# start of Supplied data
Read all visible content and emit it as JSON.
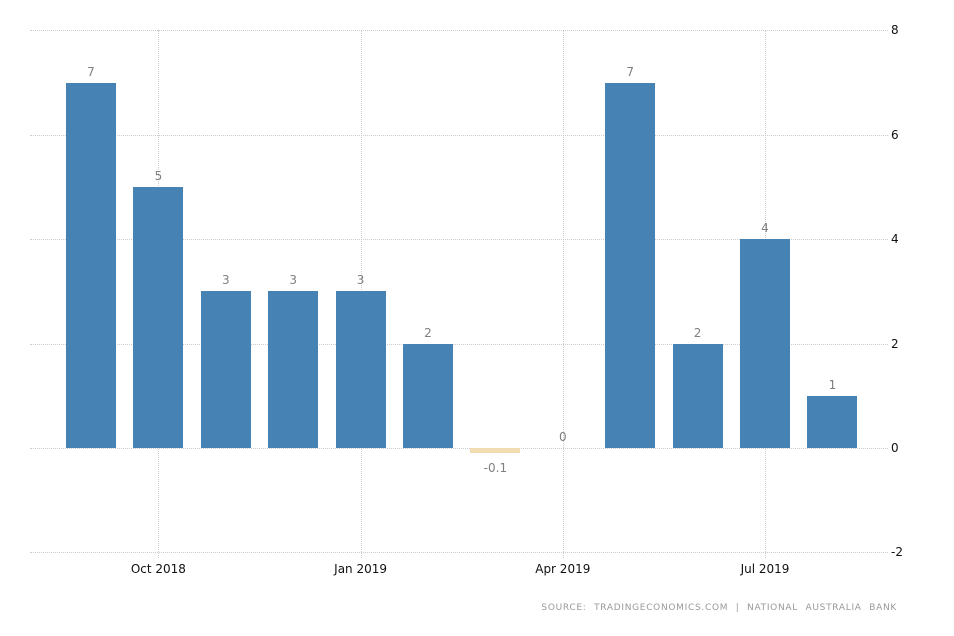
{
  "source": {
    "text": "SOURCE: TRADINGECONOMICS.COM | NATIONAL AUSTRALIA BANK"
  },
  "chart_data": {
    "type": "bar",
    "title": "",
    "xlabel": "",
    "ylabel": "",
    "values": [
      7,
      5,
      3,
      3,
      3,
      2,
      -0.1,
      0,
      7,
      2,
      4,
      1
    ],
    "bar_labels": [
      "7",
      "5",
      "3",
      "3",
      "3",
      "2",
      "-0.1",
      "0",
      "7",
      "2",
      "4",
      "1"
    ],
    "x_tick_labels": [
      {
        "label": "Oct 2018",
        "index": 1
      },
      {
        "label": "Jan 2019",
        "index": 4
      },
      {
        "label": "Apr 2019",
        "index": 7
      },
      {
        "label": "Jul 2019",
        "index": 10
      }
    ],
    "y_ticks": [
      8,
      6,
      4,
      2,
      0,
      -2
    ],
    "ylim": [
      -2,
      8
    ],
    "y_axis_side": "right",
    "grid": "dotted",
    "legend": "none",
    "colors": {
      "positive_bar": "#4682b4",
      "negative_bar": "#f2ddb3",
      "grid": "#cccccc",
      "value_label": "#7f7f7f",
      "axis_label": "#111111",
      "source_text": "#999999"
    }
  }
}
# end of Supplied data
# start of Supplied data
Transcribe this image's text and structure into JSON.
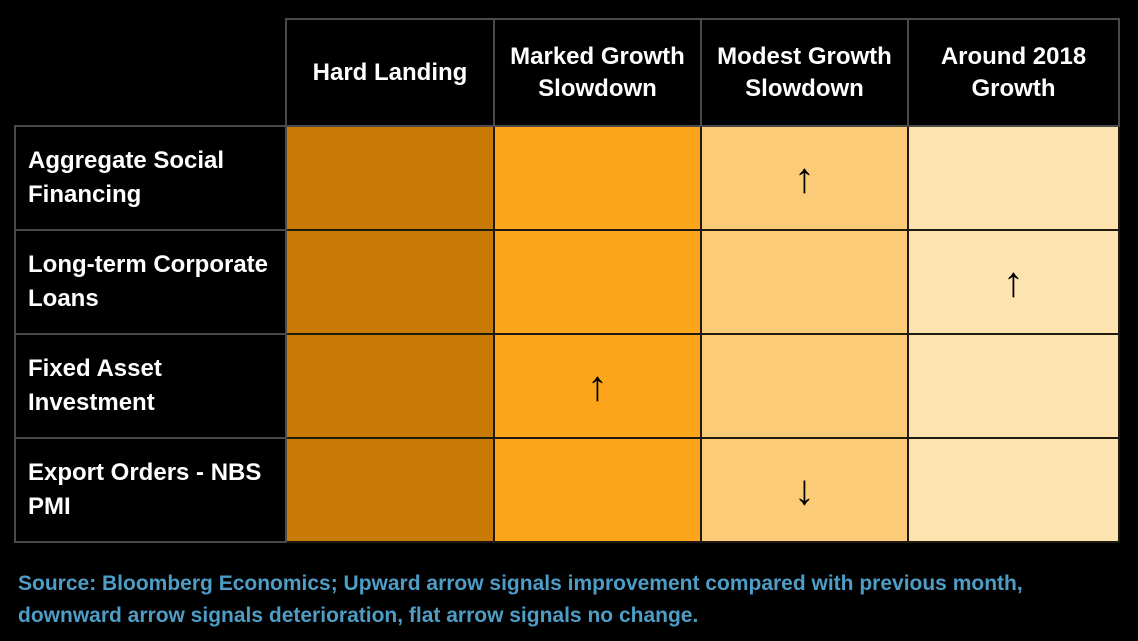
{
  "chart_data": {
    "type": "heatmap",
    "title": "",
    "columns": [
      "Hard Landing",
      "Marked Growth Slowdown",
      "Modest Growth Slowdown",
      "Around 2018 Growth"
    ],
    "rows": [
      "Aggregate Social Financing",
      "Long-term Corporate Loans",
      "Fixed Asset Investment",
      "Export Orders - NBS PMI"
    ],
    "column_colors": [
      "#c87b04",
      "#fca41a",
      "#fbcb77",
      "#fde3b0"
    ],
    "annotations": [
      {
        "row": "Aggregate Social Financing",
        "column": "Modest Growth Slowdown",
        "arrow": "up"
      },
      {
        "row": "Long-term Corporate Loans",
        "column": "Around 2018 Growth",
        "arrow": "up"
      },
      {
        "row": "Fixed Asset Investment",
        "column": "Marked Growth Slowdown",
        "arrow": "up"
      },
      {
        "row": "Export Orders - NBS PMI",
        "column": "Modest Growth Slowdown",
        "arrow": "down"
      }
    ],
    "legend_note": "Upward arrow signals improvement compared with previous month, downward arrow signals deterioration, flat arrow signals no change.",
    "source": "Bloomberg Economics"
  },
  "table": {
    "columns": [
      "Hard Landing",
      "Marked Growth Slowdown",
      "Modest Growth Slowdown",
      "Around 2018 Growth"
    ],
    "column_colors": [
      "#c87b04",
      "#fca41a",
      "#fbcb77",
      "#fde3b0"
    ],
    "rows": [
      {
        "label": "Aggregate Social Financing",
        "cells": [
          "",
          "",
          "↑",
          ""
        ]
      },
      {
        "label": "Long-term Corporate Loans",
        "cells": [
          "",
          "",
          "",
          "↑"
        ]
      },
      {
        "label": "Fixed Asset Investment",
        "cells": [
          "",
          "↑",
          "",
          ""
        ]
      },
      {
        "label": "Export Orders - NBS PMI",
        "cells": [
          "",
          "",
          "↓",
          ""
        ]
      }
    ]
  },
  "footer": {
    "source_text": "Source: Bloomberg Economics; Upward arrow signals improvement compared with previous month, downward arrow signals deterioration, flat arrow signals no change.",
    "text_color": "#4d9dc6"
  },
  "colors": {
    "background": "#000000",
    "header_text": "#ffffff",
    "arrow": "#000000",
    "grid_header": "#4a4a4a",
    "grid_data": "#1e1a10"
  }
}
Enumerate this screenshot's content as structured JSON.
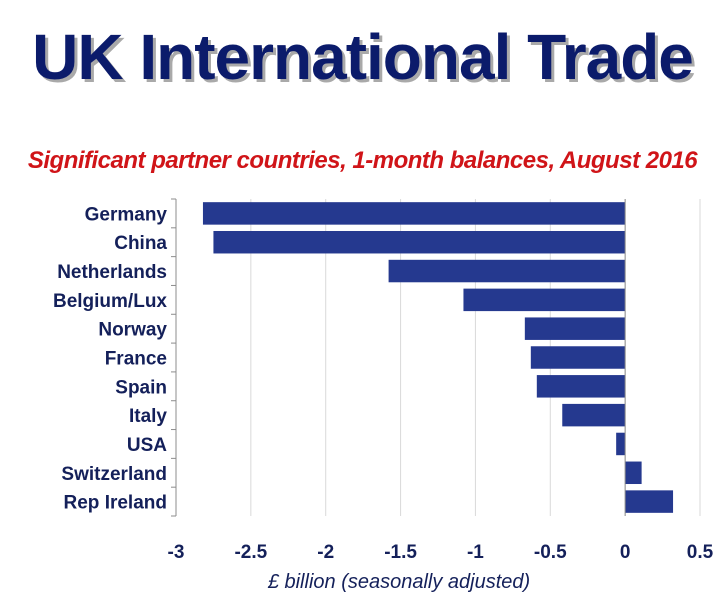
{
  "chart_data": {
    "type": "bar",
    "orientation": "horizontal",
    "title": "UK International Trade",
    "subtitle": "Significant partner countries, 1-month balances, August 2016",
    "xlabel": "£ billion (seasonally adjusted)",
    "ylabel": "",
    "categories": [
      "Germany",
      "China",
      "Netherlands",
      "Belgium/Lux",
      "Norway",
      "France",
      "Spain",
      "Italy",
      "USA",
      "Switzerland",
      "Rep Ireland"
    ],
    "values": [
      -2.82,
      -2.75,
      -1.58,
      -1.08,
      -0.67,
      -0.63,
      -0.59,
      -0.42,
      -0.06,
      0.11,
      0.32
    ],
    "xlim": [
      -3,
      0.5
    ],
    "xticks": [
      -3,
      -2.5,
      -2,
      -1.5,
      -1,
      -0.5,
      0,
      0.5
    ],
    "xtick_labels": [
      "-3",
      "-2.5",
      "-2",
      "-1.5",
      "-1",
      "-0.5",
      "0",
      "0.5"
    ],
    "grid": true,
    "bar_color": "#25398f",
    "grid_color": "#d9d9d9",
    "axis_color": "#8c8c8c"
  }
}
# end of Supplied data
| Do this |
From the listing above, collect each line in which the string "Loans" appears.

| Solution to the problem |
      "Long-term Corporate Loans",
        "row": "Long-term Corporate Loans",
        "label": "Long-term Corporate Loans",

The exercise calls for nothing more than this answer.